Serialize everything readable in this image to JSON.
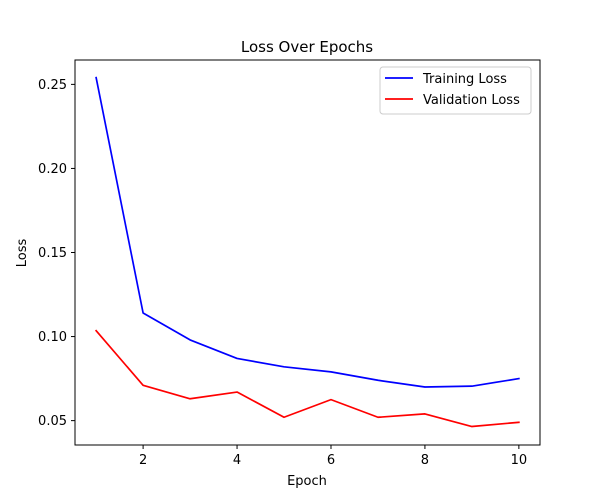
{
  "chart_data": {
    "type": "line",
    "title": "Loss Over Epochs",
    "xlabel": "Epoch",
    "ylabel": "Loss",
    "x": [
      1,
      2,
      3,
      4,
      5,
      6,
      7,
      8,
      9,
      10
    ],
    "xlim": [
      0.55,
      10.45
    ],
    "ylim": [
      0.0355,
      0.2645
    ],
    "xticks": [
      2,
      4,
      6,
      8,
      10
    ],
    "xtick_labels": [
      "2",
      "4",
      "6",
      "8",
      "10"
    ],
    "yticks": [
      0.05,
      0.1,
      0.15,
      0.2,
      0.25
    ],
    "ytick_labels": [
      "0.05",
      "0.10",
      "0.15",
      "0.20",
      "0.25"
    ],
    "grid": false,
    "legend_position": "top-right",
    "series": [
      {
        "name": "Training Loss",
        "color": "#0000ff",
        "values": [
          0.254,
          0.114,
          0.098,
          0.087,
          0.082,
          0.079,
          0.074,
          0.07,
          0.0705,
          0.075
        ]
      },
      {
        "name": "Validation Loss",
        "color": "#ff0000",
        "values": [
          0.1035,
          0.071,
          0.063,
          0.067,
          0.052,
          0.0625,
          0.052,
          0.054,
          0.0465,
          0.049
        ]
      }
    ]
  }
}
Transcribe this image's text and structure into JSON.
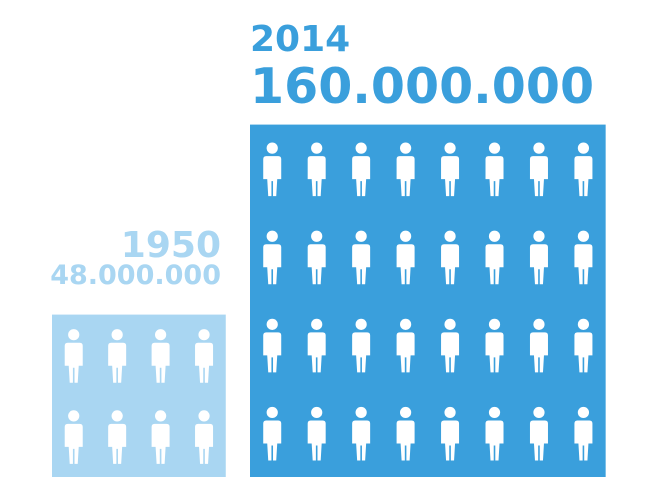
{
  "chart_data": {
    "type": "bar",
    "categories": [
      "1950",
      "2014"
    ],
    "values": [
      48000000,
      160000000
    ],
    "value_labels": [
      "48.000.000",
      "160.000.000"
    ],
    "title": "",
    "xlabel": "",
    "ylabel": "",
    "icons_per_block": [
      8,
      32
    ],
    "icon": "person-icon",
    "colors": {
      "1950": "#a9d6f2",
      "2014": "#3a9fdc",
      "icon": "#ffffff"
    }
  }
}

◆ ◆ ◆ ◆ ◆ ◆ ◆

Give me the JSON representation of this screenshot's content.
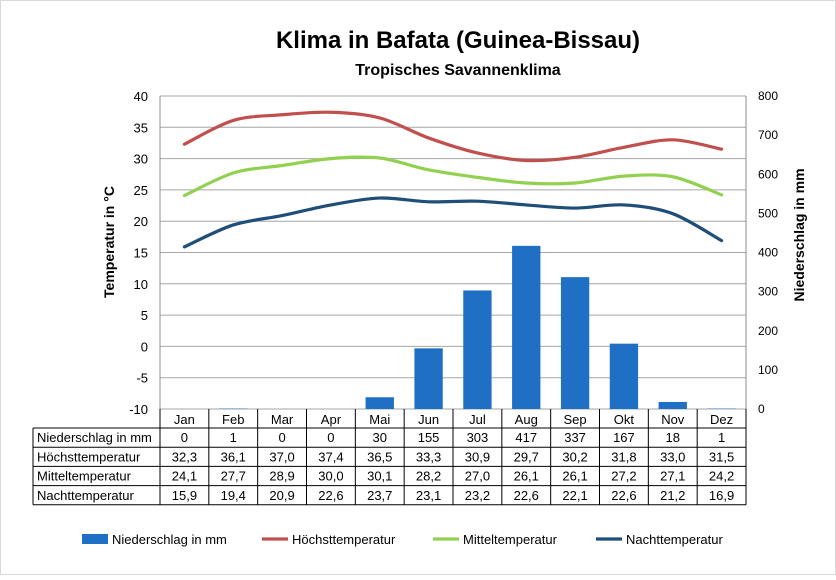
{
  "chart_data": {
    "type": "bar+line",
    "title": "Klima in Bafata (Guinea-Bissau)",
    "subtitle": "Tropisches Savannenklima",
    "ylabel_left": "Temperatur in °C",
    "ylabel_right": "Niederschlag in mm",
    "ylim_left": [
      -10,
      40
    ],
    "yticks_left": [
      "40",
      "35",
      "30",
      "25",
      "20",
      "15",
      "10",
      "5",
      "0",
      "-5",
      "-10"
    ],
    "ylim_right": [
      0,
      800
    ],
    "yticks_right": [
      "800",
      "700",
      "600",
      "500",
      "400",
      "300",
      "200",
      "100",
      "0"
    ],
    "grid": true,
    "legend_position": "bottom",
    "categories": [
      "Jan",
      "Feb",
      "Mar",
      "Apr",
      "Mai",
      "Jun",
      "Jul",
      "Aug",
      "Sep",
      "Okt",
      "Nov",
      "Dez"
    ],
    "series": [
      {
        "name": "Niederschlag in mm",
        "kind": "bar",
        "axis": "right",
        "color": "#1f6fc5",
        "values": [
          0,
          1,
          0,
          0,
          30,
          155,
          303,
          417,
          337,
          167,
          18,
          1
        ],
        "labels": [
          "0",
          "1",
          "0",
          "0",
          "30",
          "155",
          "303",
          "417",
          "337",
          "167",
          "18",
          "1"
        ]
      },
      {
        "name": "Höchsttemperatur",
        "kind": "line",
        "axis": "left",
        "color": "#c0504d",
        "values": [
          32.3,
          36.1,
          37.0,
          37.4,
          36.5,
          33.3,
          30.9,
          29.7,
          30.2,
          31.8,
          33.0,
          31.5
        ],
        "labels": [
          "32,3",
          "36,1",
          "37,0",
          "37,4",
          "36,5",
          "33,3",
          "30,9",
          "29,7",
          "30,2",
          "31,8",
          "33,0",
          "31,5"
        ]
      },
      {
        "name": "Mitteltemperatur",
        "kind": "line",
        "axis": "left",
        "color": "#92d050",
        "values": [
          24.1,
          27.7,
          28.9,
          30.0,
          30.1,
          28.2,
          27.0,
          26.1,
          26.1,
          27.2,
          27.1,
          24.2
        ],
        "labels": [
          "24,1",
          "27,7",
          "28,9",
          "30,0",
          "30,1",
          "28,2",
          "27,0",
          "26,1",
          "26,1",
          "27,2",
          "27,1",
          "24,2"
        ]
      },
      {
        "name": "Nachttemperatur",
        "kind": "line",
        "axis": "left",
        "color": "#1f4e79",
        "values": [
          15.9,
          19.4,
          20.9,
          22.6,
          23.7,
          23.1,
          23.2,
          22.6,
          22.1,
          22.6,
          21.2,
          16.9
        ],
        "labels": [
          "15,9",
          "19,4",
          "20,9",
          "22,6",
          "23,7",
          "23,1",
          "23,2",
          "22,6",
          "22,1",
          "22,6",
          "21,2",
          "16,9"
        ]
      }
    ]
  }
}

◆ ◆ ◆ ◆ ◆ ◆ ◆

▸ **EXERCISE PROMPT**: From the data, collect all lines where the string "JSON" appears.

▸ **RESULT OF THE TASK**:
Serialize everything readable in this image to JSON.
Transcribe this image's text and structure into JSON.
Give me the JSON representation of this screenshot's content.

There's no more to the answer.